# WHAT IS BEING ASKED
Take the data below and repeat it exactly.

-- RECORDS TO PROCESS start --

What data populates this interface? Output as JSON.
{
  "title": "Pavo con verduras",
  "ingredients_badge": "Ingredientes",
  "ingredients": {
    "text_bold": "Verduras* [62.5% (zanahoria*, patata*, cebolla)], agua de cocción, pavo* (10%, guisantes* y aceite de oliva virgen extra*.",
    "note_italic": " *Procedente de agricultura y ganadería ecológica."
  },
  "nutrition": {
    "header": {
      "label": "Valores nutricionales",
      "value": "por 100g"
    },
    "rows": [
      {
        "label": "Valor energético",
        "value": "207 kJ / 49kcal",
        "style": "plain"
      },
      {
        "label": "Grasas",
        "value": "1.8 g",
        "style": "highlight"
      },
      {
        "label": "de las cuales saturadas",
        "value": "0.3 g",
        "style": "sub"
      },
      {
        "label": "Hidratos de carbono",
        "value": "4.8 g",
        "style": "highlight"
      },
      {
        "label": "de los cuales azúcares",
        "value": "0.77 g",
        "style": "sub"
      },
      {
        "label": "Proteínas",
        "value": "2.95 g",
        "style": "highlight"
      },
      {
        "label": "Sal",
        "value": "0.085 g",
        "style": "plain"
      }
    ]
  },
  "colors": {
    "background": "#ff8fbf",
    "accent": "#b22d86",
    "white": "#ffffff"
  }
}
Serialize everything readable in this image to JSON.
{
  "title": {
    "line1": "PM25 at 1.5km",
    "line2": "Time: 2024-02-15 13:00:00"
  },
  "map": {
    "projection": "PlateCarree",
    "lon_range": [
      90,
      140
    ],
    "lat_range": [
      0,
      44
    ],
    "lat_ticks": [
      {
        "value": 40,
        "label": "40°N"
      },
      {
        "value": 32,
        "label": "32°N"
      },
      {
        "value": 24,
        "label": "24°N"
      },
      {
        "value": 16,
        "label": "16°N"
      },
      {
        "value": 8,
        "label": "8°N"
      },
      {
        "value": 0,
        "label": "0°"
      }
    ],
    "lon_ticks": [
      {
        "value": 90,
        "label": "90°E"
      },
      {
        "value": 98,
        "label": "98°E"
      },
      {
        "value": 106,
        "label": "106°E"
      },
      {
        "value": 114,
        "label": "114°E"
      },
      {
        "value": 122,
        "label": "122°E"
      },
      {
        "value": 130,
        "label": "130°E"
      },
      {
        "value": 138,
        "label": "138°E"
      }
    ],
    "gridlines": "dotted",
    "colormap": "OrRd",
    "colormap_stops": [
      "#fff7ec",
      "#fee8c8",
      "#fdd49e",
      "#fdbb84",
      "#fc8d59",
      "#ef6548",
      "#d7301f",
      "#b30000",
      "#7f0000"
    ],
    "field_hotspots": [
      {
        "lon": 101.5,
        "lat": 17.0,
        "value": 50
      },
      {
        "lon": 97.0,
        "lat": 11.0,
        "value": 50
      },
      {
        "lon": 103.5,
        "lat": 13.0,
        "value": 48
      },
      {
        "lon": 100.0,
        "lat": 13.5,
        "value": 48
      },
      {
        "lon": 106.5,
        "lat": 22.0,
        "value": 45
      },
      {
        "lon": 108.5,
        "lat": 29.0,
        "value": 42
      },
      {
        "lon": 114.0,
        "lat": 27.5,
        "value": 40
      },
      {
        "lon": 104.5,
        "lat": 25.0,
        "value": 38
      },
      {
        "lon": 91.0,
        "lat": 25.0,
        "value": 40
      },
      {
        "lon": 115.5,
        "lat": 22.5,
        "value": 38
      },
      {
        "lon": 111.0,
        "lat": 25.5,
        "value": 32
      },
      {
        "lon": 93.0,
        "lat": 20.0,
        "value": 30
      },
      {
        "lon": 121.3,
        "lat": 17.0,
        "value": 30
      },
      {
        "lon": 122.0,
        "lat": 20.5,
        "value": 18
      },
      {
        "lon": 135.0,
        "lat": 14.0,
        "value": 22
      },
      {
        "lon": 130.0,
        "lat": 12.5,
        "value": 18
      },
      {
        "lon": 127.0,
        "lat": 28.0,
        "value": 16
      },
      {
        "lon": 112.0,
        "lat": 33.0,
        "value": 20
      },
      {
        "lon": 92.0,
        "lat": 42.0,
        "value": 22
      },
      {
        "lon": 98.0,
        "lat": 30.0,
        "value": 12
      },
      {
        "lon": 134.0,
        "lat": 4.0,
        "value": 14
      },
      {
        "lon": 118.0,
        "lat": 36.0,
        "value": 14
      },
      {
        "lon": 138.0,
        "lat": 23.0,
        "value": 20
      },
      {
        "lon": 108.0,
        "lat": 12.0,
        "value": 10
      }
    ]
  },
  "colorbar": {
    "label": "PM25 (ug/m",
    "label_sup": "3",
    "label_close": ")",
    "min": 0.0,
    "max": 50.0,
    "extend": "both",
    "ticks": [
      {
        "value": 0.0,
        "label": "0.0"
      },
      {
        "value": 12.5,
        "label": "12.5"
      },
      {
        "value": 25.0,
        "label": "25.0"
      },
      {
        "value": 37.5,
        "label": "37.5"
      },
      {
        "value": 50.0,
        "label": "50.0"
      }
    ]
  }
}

-- RECORDS TO PROCESS end --

# PROBLEM SOLUTION
What data populates this interface? Output as JSON.
{
  "title": "Pavo con verduras",
  "ingredients_badge": "Ingredientes",
  "ingredients": {
    "text_bold": "Verduras* [62.5% (zanahoria*, patata*, cebolla)], agua de cocción, pavo* (10%, guisantes* y aceite de oliva virgen extra*.",
    "note_italic": " *Procedente de agricultura y ganadería ecológica."
  },
  "nutrition": {
    "header": {
      "label": "Valores nutricionales",
      "value": "por 100g"
    },
    "rows": [
      {
        "label": "Valor energético",
        "value": "207 kJ / 49kcal",
        "style": "plain"
      },
      {
        "label": "Grasas",
        "value": "1.8 g",
        "style": "highlight"
      },
      {
        "label": "de las cuales saturadas",
        "value": "0.3 g",
        "style": "sub"
      },
      {
        "label": "Hidratos de carbono",
        "value": "4.8 g",
        "style": "highlight"
      },
      {
        "label": "de los cuales azúcares",
        "value": "0.77 g",
        "style": "sub"
      },
      {
        "label": "Proteínas",
        "value": "2.95 g",
        "style": "highlight"
      },
      {
        "label": "Sal",
        "value": "0.085 g",
        "style": "plain"
      }
    ]
  },
  "colors": {
    "background": "#ff8fbf",
    "accent": "#b22d86",
    "white": "#ffffff"
  }
}
Serialize everything readable in this image to JSON.
{
  "title": {
    "line1": "PM25 at 1.5km",
    "line2": "Time: 2024-02-15 13:00:00"
  },
  "map": {
    "projection": "PlateCarree",
    "lon_range": [
      90,
      140
    ],
    "lat_range": [
      0,
      44
    ],
    "lat_ticks": [
      {
        "value": 40,
        "label": "40°N"
      },
      {
        "value": 32,
        "label": "32°N"
      },
      {
        "value": 24,
        "label": "24°N"
      },
      {
        "value": 16,
        "label": "16°N"
      },
      {
        "value": 8,
        "label": "8°N"
      },
      {
        "value": 0,
        "label": "0°"
      }
    ],
    "lon_ticks": [
      {
        "value": 90,
        "label": "90°E"
      },
      {
        "value": 98,
        "label": "98°E"
      },
      {
        "value": 106,
        "label": "106°E"
      },
      {
        "value": 114,
        "label": "114°E"
      },
      {
        "value": 122,
        "label": "122°E"
      },
      {
        "value": 130,
        "label": "130°E"
      },
      {
        "value": 138,
        "label": "138°E"
      }
    ],
    "gridlines": "dotted",
    "colormap": "OrRd",
    "colormap_stops": [
      "#fff7ec",
      "#fee8c8",
      "#fdd49e",
      "#fdbb84",
      "#fc8d59",
      "#ef6548",
      "#d7301f",
      "#b30000",
      "#7f0000"
    ],
    "field_hotspots": [
      {
        "lon": 101.5,
        "lat": 17.0,
        "value": 50
      },
      {
        "lon": 97.0,
        "lat": 11.0,
        "value": 50
      },
      {
        "lon": 103.5,
        "lat": 13.0,
        "value": 48
      },
      {
        "lon": 100.0,
        "lat": 13.5,
        "value": 48
      },
      {
        "lon": 106.5,
        "lat": 22.0,
        "value": 45
      },
      {
        "lon": 108.5,
        "lat": 29.0,
        "value": 42
      },
      {
        "lon": 114.0,
        "lat": 27.5,
        "value": 40
      },
      {
        "lon": 104.5,
        "lat": 25.0,
        "value": 38
      },
      {
        "lon": 91.0,
        "lat": 25.0,
        "value": 40
      },
      {
        "lon": 115.5,
        "lat": 22.5,
        "value": 38
      },
      {
        "lon": 111.0,
        "lat": 25.5,
        "value": 32
      },
      {
        "lon": 93.0,
        "lat": 20.0,
        "value": 30
      },
      {
        "lon": 121.3,
        "lat": 17.0,
        "value": 30
      },
      {
        "lon": 122.0,
        "lat": 20.5,
        "value": 18
      },
      {
        "lon": 135.0,
        "lat": 14.0,
        "value": 22
      },
      {
        "lon": 130.0,
        "lat": 12.5,
        "value": 18
      },
      {
        "lon": 127.0,
        "lat": 28.0,
        "value": 16
      },
      {
        "lon": 112.0,
        "lat": 33.0,
        "value": 20
      },
      {
        "lon": 92.0,
        "lat": 42.0,
        "value": 22
      },
      {
        "lon": 98.0,
        "lat": 30.0,
        "value": 12
      },
      {
        "lon": 134.0,
        "lat": 4.0,
        "value": 14
      },
      {
        "lon": 118.0,
        "lat": 36.0,
        "value": 14
      },
      {
        "lon": 138.0,
        "lat": 23.0,
        "value": 20
      },
      {
        "lon": 108.0,
        "lat": 12.0,
        "value": 10
      }
    ]
  },
  "colorbar": {
    "label": "PM25 (ug/m",
    "label_sup": "3",
    "label_close": ")",
    "min": 0.0,
    "max": 50.0,
    "extend": "both",
    "ticks": [
      {
        "value": 0.0,
        "label": "0.0"
      },
      {
        "value": 12.5,
        "label": "12.5"
      },
      {
        "value": 25.0,
        "label": "25.0"
      },
      {
        "value": 37.5,
        "label": "37.5"
      },
      {
        "value": 50.0,
        "label": "50.0"
      }
    ]
  }
}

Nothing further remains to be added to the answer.